(Problem requirements) Quote, without change, all of the lines that follow.

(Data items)
━━━━━━━━━━
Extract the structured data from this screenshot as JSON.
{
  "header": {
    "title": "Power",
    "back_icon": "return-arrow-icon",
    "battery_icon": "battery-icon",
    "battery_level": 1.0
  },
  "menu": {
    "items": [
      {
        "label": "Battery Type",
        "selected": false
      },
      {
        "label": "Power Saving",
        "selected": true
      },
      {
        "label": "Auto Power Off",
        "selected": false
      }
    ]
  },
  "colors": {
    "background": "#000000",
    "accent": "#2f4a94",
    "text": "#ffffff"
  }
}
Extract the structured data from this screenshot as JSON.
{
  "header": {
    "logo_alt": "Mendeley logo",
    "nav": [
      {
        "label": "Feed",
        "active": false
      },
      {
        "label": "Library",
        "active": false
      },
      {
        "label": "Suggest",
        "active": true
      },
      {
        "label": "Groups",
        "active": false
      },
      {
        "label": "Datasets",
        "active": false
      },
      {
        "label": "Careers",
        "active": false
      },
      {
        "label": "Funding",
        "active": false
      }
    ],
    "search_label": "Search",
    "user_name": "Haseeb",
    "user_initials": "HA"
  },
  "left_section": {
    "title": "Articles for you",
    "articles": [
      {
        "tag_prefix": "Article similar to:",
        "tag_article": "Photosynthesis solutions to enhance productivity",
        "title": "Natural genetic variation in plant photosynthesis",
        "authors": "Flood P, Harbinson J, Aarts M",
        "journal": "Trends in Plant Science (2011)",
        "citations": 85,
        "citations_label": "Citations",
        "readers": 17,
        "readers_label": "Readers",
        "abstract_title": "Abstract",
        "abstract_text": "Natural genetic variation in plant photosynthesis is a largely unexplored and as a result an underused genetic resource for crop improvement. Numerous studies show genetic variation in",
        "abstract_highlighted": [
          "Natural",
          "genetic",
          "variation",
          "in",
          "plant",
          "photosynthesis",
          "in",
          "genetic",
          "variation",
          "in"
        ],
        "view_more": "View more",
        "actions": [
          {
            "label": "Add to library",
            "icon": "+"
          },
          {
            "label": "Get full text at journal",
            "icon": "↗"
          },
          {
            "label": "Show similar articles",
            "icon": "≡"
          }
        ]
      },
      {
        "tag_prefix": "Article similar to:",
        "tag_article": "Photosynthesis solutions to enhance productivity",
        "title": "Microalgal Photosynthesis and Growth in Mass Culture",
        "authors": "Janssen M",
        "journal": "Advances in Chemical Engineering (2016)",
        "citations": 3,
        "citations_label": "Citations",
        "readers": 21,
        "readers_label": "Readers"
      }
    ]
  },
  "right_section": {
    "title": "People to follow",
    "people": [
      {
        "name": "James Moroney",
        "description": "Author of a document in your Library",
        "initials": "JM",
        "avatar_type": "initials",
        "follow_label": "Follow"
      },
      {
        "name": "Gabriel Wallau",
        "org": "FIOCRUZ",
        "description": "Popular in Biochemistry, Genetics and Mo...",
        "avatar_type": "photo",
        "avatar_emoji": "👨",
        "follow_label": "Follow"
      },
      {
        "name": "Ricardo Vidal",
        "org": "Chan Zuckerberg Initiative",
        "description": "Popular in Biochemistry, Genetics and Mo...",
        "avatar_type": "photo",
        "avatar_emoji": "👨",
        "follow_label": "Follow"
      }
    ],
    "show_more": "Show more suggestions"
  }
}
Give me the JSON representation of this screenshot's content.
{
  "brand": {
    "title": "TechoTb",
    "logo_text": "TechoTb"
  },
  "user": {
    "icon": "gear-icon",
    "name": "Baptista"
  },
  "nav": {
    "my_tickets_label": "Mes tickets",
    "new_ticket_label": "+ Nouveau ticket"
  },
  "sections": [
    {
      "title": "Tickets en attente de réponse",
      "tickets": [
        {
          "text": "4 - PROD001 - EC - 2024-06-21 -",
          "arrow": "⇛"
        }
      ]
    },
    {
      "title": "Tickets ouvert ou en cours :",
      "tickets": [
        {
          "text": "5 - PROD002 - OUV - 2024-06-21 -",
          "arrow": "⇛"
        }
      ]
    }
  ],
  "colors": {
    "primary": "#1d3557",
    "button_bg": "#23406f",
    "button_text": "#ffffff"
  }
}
━━━━━━━━━━
(Response to the exercise)
Extract the structured data from this screenshot as JSON.
{
  "header": {
    "title": "Power",
    "back_icon": "return-arrow-icon",
    "battery_icon": "battery-icon",
    "battery_level": 1.0
  },
  "menu": {
    "items": [
      {
        "label": "Battery Type",
        "selected": false
      },
      {
        "label": "Power Saving",
        "selected": true
      },
      {
        "label": "Auto Power Off",
        "selected": false
      }
    ]
  },
  "colors": {
    "background": "#000000",
    "accent": "#2f4a94",
    "text": "#ffffff"
  }
}
Extract the structured data from this screenshot as JSON.
{
  "header": {
    "logo_alt": "Mendeley logo",
    "nav": [
      {
        "label": "Feed",
        "active": false
      },
      {
        "label": "Library",
        "active": false
      },
      {
        "label": "Suggest",
        "active": true
      },
      {
        "label": "Groups",
        "active": false
      },
      {
        "label": "Datasets",
        "active": false
      },
      {
        "label": "Careers",
        "active": false
      },
      {
        "label": "Funding",
        "active": false
      }
    ],
    "search_label": "Search",
    "user_name": "Haseeb",
    "user_initials": "HA"
  },
  "left_section": {
    "title": "Articles for you",
    "articles": [
      {
        "tag_prefix": "Article similar to:",
        "tag_article": "Photosynthesis solutions to enhance productivity",
        "title": "Natural genetic variation in plant photosynthesis",
        "authors": "Flood P, Harbinson J, Aarts M",
        "journal": "Trends in Plant Science (2011)",
        "citations": 85,
        "citations_label": "Citations",
        "readers": 17,
        "readers_label": "Readers",
        "abstract_title": "Abstract",
        "abstract_text": "Natural genetic variation in plant photosynthesis is a largely unexplored and as a result an underused genetic resource for crop improvement. Numerous studies show genetic variation in",
        "abstract_highlighted": [
          "Natural",
          "genetic",
          "variation",
          "in",
          "plant",
          "photosynthesis",
          "in",
          "genetic",
          "variation",
          "in"
        ],
        "view_more": "View more",
        "actions": [
          {
            "label": "Add to library",
            "icon": "+"
          },
          {
            "label": "Get full text at journal",
            "icon": "↗"
          },
          {
            "label": "Show similar articles",
            "icon": "≡"
          }
        ]
      },
      {
        "tag_prefix": "Article similar to:",
        "tag_article": "Photosynthesis solutions to enhance productivity",
        "title": "Microalgal Photosynthesis and Growth in Mass Culture",
        "authors": "Janssen M",
        "journal": "Advances in Chemical Engineering (2016)",
        "citations": 3,
        "citations_label": "Citations",
        "readers": 21,
        "readers_label": "Readers"
      }
    ]
  },
  "right_section": {
    "title": "People to follow",
    "people": [
      {
        "name": "James Moroney",
        "description": "Author of a document in your Library",
        "initials": "JM",
        "avatar_type": "initials",
        "follow_label": "Follow"
      },
      {
        "name": "Gabriel Wallau",
        "org": "FIOCRUZ",
        "description": "Popular in Biochemistry, Genetics and Mo...",
        "avatar_type": "photo",
        "avatar_emoji": "👨",
        "follow_label": "Follow"
      },
      {
        "name": "Ricardo Vidal",
        "org": "Chan Zuckerberg Initiative",
        "description": "Popular in Biochemistry, Genetics and Mo...",
        "avatar_type": "photo",
        "avatar_emoji": "👨",
        "follow_label": "Follow"
      }
    ],
    "show_more": "Show more suggestions"
  }
}
Give me the JSON representation of this screenshot's content.
{
  "brand": {
    "title": "TechoTb",
    "logo_text": "TechoTb"
  },
  "user": {
    "icon": "gear-icon",
    "name": "Baptista"
  },
  "nav": {
    "my_tickets_label": "Mes tickets",
    "new_ticket_label": "+ Nouveau ticket"
  },
  "sections": [
    {
      "title": "Tickets en attente de réponse",
      "tickets": [
        {
          "text": "4 - PROD001 - EC - 2024-06-21 -",
          "arrow": "⇛"
        }
      ]
    },
    {
      "title": "Tickets ouvert ou en cours :",
      "tickets": [
        {
          "text": "5 - PROD002 - OUV - 2024-06-21 -",
          "arrow": "⇛"
        }
      ]
    }
  ],
  "colors": {
    "primary": "#1d3557",
    "button_bg": "#23406f",
    "button_text": "#ffffff"
  }
}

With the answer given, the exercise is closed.